Requirements
Filter these entries so that only lines with the word "ylabel" remain.

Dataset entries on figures

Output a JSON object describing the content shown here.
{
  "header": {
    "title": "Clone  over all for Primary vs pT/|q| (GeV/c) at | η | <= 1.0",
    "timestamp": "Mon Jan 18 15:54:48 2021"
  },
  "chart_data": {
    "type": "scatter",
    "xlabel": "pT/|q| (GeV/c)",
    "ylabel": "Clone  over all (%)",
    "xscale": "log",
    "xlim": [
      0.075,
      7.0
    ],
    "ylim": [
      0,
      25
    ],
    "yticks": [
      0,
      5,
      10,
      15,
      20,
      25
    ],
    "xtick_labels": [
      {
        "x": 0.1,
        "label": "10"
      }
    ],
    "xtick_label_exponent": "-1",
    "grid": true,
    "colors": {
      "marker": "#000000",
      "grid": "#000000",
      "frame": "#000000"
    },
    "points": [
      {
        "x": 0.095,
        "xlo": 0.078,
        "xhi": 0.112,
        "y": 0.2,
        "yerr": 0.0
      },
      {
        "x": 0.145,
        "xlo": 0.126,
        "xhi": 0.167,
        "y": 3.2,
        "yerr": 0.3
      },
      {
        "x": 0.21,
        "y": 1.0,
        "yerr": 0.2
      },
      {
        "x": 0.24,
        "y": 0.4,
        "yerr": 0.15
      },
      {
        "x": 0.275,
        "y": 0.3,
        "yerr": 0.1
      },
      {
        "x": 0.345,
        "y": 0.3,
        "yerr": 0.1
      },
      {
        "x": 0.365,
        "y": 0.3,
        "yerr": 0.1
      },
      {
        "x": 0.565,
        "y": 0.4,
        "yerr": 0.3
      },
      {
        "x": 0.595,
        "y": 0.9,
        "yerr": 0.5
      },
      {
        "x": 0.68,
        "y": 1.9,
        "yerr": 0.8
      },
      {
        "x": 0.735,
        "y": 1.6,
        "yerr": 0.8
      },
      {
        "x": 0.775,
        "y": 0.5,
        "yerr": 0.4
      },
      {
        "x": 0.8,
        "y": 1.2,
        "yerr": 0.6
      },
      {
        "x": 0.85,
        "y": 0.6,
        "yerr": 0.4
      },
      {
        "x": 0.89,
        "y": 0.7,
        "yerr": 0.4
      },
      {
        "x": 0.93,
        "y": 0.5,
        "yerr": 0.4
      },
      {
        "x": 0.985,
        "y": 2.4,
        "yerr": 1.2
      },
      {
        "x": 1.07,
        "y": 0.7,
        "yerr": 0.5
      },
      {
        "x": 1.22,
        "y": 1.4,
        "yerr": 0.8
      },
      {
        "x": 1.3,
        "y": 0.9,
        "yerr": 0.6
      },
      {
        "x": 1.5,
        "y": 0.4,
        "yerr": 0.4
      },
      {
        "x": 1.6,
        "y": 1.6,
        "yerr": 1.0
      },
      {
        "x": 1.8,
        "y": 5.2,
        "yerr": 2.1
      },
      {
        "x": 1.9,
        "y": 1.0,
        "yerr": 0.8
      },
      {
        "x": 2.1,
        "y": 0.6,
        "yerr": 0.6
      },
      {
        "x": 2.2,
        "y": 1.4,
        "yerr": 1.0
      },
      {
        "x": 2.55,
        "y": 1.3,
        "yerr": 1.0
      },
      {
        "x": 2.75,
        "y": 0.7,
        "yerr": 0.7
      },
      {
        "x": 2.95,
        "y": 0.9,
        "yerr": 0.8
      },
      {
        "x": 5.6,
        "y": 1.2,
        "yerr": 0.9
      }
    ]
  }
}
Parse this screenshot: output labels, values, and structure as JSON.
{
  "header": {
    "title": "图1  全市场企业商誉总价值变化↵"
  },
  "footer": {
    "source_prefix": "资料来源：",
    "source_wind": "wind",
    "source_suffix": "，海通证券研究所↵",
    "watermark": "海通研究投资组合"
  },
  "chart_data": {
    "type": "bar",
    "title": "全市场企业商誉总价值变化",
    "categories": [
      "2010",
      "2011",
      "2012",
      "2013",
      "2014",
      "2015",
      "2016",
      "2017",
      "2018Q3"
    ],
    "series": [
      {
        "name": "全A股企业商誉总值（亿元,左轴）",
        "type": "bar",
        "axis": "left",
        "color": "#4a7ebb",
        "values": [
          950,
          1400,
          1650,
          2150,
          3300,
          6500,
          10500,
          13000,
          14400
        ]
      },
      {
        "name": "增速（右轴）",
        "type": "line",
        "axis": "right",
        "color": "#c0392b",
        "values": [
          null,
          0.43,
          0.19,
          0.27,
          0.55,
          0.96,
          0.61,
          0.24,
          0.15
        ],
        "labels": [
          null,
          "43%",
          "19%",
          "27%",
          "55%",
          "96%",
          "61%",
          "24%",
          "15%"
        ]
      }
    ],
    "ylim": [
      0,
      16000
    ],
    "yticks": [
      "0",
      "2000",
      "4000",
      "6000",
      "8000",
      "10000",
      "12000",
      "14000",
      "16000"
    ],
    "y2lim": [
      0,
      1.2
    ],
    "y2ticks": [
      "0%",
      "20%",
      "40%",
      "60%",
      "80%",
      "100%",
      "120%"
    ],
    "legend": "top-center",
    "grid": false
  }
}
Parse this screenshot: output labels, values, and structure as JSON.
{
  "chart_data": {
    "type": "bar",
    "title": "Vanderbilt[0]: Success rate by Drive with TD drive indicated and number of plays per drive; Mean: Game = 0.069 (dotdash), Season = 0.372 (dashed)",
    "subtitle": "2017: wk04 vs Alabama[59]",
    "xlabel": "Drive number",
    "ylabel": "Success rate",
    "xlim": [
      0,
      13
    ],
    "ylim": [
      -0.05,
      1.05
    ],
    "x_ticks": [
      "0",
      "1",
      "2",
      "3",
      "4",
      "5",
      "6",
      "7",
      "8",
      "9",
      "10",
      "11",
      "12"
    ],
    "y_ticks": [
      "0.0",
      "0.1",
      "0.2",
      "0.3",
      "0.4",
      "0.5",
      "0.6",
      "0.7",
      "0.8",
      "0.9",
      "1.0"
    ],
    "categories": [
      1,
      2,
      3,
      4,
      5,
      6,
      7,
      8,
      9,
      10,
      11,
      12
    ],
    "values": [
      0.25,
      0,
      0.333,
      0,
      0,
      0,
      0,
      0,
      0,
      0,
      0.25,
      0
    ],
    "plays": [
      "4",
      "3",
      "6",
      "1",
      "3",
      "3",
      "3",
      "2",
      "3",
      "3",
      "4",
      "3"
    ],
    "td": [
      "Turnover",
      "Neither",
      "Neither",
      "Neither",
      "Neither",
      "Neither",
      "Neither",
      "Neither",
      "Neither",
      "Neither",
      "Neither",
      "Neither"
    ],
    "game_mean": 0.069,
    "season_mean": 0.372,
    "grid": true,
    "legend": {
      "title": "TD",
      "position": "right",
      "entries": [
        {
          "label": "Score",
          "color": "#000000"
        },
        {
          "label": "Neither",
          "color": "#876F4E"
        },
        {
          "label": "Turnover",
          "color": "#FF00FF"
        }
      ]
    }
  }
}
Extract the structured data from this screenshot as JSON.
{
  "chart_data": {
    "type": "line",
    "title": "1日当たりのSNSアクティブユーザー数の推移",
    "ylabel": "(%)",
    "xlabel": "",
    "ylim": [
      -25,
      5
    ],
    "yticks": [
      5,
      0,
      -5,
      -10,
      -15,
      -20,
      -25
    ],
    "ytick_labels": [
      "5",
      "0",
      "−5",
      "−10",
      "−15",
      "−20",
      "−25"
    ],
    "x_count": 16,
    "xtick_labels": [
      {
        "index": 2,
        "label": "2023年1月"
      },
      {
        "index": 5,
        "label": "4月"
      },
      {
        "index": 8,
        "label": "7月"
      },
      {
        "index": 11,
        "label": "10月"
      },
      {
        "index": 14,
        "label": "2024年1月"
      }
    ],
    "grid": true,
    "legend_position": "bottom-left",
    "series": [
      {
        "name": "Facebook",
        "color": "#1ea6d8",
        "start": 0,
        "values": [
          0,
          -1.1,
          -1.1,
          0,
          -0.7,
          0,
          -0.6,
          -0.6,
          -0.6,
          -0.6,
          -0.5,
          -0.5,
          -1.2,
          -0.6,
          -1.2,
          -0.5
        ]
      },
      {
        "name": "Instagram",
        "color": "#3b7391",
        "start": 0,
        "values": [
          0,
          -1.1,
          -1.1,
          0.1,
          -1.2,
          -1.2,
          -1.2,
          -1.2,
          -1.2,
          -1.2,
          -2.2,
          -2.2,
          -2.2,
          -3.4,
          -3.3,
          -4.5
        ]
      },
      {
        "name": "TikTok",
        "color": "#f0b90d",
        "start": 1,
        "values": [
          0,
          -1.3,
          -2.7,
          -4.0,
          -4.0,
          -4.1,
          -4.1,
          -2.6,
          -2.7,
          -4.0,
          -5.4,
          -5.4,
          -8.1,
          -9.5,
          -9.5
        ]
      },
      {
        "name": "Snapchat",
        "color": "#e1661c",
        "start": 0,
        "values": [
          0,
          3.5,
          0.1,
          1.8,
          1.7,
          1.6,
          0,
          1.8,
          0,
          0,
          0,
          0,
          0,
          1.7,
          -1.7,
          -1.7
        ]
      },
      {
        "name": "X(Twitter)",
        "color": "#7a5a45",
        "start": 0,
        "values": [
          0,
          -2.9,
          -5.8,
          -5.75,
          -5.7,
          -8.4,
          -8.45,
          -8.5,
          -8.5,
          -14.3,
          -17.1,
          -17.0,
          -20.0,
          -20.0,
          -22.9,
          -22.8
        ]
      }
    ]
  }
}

Solved problem
    "ylabel": "Clone  over all (%)",
    "ylabel": "Success rate",
    "ylabel": "(%)",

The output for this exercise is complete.